Stated exercise: Gather all lines in the entries below that include the word "name".

Record list:
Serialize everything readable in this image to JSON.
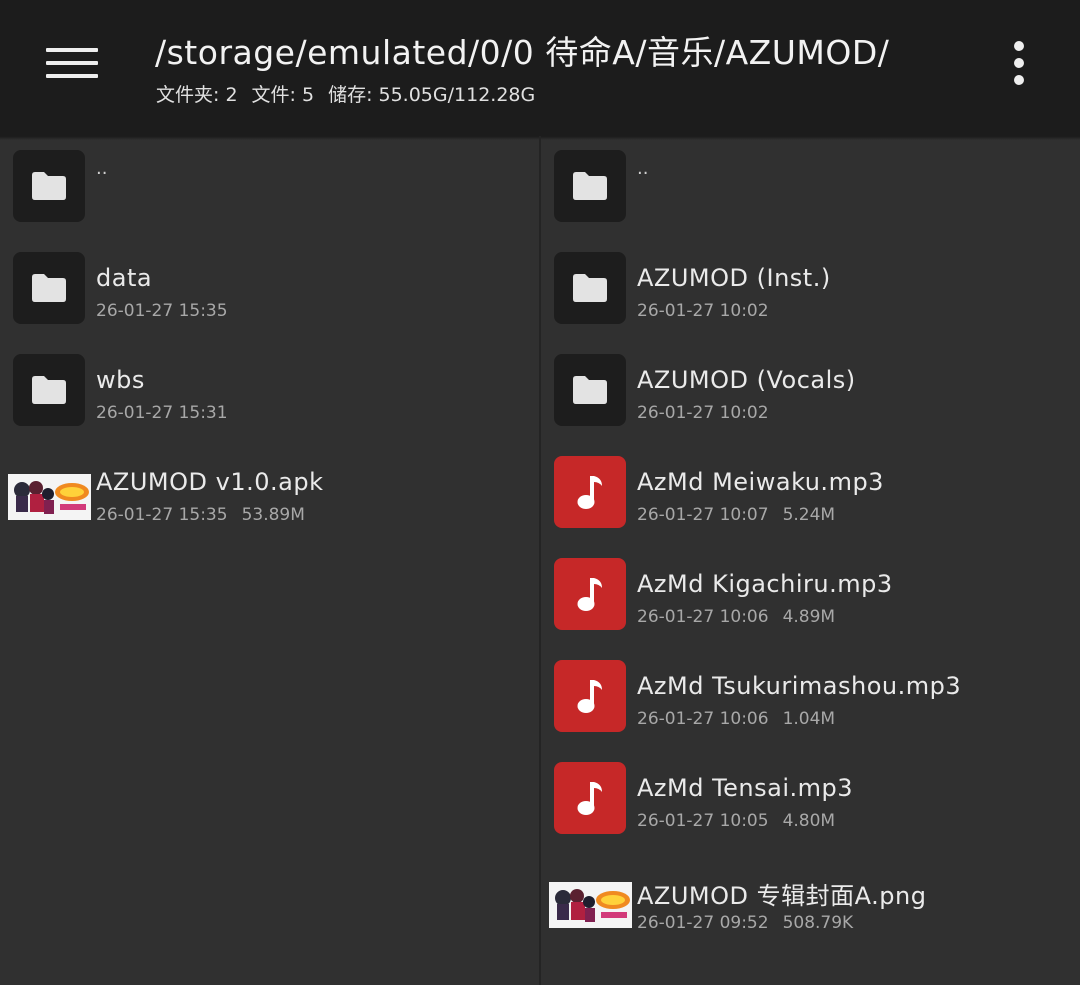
{
  "header": {
    "path": "/storage/emulated/0/0 待命A/音乐/AZUMOD/",
    "folders_label": "文件夹: 2",
    "files_label": "文件: 5",
    "storage_label": "储存: 55.05G/112.28G"
  },
  "left_pane": {
    "items": [
      {
        "name": "..",
        "date": "",
        "size": "",
        "type": "parent"
      },
      {
        "name": "data",
        "date": "26-01-27 15:35",
        "size": "",
        "type": "folder"
      },
      {
        "name": "wbs",
        "date": "26-01-27 15:31",
        "size": "",
        "type": "folder"
      },
      {
        "name": "AZUMOD v1.0.apk",
        "date": "26-01-27 15:35",
        "size": "53.89M",
        "type": "apk"
      }
    ]
  },
  "right_pane": {
    "items": [
      {
        "name": "..",
        "date": "",
        "size": "",
        "type": "parent"
      },
      {
        "name": "AZUMOD (Inst.)",
        "date": "26-01-27 10:02",
        "size": "",
        "type": "folder"
      },
      {
        "name": "AZUMOD (Vocals)",
        "date": "26-01-27 10:02",
        "size": "",
        "type": "folder"
      },
      {
        "name": "AzMd Meiwaku.mp3",
        "date": "26-01-27 10:07",
        "size": "5.24M",
        "type": "music"
      },
      {
        "name": "AzMd Kigachiru.mp3",
        "date": "26-01-27 10:06",
        "size": "4.89M",
        "type": "music"
      },
      {
        "name": "AzMd Tsukurimashou.mp3",
        "date": "26-01-27 10:06",
        "size": "1.04M",
        "type": "music"
      },
      {
        "name": "AzMd Tensai.mp3",
        "date": "26-01-27 10:05",
        "size": "4.80M",
        "type": "music"
      },
      {
        "name": "AZUMOD 专辑封面A.png",
        "date": "26-01-27 09:52",
        "size": "508.79K",
        "type": "image"
      }
    ]
  },
  "icons": {
    "menu": "hamburger-menu-icon",
    "more": "more-vertical-icon",
    "folder": "folder-icon",
    "music": "music-note-icon",
    "thumbnail": "image-thumbnail"
  },
  "colors": {
    "topbar": "#1c1c1c",
    "background": "#303030",
    "folder_tile": "#1d1d1d",
    "music_tile": "#c62828"
  }
}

Finished answer:
        "name": "..",
        "name": "data",
        "name": "wbs",
        "name": "AZUMOD v1.0.apk",
        "name": "..",
        "name": "AZUMOD (Inst.)",
        "name": "AZUMOD (Vocals)",
        "name": "AzMd Meiwaku.mp3",
        "name": "AzMd Kigachiru.mp3",
        "name": "AzMd Tsukurimashou.mp3",
        "name": "AzMd Tensai.mp3",
        "name": "AZUMOD 专辑封面A.png",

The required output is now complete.